*Short problem*: Write out each line exactly as it stands, please.

*Raw data*:
Begin

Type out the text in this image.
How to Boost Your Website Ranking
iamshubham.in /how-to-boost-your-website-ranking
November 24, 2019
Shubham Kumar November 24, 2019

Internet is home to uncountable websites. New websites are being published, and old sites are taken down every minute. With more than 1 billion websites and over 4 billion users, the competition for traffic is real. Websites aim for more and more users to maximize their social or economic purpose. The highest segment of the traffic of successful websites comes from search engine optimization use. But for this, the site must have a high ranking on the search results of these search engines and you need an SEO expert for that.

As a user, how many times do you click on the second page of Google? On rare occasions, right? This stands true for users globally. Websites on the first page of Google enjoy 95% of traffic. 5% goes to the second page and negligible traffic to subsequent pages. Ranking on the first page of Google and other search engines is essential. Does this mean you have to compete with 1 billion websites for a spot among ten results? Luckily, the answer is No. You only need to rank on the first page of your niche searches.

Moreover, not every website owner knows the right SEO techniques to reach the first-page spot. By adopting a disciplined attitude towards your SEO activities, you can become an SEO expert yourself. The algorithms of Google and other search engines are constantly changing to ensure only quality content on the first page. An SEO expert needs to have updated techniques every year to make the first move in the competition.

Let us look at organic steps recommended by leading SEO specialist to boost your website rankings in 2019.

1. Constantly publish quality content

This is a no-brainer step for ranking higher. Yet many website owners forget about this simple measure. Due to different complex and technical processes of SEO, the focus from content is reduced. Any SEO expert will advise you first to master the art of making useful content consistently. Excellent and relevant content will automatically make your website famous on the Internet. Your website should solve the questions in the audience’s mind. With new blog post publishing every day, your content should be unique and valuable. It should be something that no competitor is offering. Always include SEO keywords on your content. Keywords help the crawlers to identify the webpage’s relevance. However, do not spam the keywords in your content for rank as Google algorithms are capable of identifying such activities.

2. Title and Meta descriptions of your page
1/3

End

*Output for this task*:
Type out the text in this image.
How to Boost Your Website Ranking
iamshubham.in /how-to-boost-your-website-ranking
November 24, 2019
Shubham Kumar November 24, 2019

Internet is home to uncountable websites. New websites are being published, and old sites are taken down every minute. With more than 1 billion websites and over 4 billion users, the competition for traffic is real. Websites aim for more and more users to maximize their social or economic purpose. The highest segment of the traffic of successful websites comes from search engine optimization use. But for this, the site must have a high ranking on the search results of these search engines and you need an SEO expert for that.

As a user, how many times do you click on the second page of Google? On rare occasions, right? This stands true for users globally. Websites on the first page of Google enjoy 95% of traffic. 5% goes to the second page and negligible traffic to subsequent pages. Ranking on the first page of Google and other search engines is essential. Does this mean you have to compete with 1 billion websites for a spot among ten results? Luckily, the answer is No. You only need to rank on the first page of your niche searches.

Moreover, not every website owner knows the right SEO techniques to reach the first-page spot. By adopting a disciplined attitude towards your SEO activities, you can become an SEO expert yourself. The algorithms of Google and other search engines are constantly changing to ensure only quality content on the first page. An SEO expert needs to have updated techniques every year to make the first move in the competition.

Let us look at organic steps recommended by leading SEO specialist to boost your website rankings in 2019.

1. Constantly publish quality content

This is a no-brainer step for ranking higher. Yet many website owners forget about this simple measure. Due to different complex and technical processes of SEO, the focus from content is reduced. Any SEO expert will advise you first to master the art of making useful content consistently. Excellent and relevant content will automatically make your website famous on the Internet. Your website should solve the questions in the audience’s mind. With new blog post publishing every day, your content should be unique and valuable. It should be something that no competitor is offering. Always include SEO keywords on your content. Keywords help the crawlers to identify the webpage’s relevance. However, do not spam the keywords in your content for rank as Google algorithms are capable of identifying such activities.

2. Title and Meta descriptions of your page
1/3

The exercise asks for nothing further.